Dataset
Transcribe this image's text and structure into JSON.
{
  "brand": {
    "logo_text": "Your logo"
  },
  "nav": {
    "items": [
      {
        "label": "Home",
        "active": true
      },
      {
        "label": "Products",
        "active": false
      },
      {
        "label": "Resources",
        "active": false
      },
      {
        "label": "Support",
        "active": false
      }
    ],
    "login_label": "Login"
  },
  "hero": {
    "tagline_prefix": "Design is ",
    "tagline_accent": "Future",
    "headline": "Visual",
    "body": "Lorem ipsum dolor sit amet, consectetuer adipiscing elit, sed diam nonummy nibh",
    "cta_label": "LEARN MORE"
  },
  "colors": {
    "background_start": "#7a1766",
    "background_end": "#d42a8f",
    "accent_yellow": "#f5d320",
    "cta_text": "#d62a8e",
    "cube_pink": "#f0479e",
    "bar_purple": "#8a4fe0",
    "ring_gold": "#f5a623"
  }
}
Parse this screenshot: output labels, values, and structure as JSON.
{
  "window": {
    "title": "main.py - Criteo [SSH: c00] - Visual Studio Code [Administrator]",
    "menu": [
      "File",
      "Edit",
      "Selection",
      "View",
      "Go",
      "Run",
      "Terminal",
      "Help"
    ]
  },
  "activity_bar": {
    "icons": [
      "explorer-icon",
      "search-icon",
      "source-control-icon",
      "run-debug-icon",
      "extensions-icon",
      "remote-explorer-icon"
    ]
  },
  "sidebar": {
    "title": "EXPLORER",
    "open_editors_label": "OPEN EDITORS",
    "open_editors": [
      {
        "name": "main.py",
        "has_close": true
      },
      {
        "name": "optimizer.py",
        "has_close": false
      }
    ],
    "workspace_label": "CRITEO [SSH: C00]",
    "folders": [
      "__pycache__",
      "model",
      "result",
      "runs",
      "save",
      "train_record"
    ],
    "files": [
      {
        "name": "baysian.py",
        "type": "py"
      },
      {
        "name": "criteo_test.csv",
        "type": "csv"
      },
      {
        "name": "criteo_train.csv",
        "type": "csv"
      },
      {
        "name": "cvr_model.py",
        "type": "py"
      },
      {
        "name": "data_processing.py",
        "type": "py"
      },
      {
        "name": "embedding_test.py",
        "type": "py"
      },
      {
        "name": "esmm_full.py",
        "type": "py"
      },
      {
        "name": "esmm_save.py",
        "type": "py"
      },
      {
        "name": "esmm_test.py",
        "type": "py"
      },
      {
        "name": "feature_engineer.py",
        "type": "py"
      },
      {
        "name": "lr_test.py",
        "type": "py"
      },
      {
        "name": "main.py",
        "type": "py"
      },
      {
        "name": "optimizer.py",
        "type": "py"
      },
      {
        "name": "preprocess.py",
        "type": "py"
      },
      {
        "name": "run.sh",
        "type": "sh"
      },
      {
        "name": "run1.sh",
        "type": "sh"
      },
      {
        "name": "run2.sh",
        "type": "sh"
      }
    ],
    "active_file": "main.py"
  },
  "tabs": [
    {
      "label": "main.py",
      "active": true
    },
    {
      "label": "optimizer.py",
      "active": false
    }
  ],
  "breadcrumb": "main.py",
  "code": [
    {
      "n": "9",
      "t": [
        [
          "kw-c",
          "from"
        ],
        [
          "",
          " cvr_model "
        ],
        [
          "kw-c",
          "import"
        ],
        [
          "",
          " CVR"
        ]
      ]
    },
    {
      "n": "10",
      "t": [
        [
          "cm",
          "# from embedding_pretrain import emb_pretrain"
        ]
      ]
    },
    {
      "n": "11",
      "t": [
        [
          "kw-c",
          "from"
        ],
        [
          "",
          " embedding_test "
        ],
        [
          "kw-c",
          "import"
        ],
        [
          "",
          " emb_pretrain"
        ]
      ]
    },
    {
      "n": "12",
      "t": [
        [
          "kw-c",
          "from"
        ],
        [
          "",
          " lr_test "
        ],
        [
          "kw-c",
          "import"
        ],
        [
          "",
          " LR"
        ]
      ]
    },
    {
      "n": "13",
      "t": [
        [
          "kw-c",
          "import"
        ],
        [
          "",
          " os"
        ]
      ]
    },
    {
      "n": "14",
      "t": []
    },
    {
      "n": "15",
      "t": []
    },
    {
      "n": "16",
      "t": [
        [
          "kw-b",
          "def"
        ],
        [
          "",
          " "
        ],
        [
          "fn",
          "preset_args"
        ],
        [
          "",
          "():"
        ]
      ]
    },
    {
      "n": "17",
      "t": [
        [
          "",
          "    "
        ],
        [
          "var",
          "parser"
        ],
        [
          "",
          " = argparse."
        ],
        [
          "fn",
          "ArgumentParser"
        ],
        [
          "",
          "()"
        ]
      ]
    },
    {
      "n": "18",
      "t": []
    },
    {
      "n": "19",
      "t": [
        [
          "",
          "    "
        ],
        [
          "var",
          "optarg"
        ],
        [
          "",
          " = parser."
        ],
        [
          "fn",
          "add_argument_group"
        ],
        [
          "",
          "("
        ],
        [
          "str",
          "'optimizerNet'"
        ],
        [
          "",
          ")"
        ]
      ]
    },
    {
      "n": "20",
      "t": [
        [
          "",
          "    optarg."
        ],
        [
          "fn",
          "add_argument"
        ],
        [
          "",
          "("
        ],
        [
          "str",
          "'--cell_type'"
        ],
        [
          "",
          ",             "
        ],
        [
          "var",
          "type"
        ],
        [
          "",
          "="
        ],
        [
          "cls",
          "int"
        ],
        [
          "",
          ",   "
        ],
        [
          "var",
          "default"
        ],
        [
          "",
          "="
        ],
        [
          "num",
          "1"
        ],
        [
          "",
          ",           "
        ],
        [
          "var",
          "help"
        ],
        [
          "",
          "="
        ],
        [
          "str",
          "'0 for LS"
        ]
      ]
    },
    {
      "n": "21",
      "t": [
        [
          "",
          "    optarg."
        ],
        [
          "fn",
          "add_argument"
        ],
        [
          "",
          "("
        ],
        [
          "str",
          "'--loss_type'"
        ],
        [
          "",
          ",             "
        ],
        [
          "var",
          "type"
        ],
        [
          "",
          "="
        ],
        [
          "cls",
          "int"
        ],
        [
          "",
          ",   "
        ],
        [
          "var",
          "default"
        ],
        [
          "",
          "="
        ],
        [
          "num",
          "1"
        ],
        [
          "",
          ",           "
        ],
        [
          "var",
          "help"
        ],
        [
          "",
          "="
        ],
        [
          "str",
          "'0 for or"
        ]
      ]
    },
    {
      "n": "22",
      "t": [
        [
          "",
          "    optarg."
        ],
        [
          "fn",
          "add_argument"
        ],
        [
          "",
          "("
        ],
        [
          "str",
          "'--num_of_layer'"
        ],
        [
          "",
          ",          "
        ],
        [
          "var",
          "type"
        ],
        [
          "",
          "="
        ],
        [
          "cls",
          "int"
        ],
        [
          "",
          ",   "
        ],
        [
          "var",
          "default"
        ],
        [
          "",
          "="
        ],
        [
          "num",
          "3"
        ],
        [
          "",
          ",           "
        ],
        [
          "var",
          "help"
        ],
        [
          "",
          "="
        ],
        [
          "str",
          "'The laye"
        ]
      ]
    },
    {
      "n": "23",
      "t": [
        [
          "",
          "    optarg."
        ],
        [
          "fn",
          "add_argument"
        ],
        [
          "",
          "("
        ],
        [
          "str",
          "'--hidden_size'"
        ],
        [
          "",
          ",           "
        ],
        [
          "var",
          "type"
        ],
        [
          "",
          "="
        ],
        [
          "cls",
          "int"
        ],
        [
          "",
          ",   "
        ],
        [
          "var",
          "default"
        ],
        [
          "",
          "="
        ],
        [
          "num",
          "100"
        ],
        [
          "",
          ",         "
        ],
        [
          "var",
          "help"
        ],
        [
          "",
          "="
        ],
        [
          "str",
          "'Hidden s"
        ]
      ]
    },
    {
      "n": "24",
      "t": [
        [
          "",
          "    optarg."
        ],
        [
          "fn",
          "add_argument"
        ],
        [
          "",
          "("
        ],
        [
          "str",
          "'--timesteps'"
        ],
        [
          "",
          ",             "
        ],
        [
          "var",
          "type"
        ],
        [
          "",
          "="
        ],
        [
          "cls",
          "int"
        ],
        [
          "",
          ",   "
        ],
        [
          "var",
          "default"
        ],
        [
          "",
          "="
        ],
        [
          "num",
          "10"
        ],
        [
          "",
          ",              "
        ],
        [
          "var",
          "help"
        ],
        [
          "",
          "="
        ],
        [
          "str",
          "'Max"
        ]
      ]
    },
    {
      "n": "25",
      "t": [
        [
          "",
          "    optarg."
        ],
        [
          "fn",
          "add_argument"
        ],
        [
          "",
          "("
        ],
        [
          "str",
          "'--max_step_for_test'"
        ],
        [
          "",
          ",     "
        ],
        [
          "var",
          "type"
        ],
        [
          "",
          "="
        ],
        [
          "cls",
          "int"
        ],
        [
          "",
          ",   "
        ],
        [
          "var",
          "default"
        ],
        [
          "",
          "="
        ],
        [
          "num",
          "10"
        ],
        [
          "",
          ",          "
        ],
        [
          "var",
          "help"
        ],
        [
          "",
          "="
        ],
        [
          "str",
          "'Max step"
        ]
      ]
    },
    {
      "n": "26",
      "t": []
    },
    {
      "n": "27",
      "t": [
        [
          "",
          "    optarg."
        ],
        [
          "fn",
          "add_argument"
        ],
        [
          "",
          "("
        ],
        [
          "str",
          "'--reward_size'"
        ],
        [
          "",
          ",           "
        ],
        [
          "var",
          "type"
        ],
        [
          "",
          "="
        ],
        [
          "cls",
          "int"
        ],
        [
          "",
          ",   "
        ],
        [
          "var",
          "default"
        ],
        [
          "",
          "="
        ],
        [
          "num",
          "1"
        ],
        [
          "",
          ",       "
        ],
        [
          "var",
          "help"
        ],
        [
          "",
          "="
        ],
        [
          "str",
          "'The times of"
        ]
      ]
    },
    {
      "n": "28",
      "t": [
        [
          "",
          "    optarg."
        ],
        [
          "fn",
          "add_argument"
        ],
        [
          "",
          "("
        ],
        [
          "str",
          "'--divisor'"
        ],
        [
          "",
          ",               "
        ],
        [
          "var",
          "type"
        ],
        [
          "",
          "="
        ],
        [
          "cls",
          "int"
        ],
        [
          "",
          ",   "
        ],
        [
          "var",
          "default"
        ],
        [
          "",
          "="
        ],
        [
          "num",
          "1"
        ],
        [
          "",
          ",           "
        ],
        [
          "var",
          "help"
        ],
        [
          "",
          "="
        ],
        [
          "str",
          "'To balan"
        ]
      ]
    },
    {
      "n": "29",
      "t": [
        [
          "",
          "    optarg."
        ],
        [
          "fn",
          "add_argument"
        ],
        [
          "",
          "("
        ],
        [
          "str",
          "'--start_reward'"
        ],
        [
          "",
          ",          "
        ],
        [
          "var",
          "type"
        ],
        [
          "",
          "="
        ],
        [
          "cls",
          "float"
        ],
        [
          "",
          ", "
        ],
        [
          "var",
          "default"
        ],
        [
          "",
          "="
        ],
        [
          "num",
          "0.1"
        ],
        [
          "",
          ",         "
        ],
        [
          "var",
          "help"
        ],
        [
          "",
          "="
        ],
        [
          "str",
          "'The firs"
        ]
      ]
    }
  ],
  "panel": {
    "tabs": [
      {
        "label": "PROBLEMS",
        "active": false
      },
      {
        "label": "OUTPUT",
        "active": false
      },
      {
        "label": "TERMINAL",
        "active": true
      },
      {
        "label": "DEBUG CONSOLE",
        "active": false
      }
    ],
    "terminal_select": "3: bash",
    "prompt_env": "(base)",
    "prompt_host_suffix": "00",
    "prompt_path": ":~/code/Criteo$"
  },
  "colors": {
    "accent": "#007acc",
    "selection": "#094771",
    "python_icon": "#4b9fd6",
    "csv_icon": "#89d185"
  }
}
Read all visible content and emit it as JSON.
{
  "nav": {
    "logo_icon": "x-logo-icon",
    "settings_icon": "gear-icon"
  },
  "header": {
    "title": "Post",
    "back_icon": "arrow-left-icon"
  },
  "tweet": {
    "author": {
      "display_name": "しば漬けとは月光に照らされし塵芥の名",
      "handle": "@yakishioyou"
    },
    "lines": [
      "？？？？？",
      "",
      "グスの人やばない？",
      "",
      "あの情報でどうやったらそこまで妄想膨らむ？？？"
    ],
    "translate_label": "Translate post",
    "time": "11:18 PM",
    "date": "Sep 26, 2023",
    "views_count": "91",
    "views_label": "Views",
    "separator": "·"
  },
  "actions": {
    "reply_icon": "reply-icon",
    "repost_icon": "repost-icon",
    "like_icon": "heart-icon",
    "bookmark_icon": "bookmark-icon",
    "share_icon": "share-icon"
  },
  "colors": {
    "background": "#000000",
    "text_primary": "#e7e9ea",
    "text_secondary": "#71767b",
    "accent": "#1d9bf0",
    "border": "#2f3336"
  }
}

What needs to be done
Show every line from the entries above in which the word "true" appears.

Complete answer
        "active": true
        "has_close": true
      "active": true
        "active": true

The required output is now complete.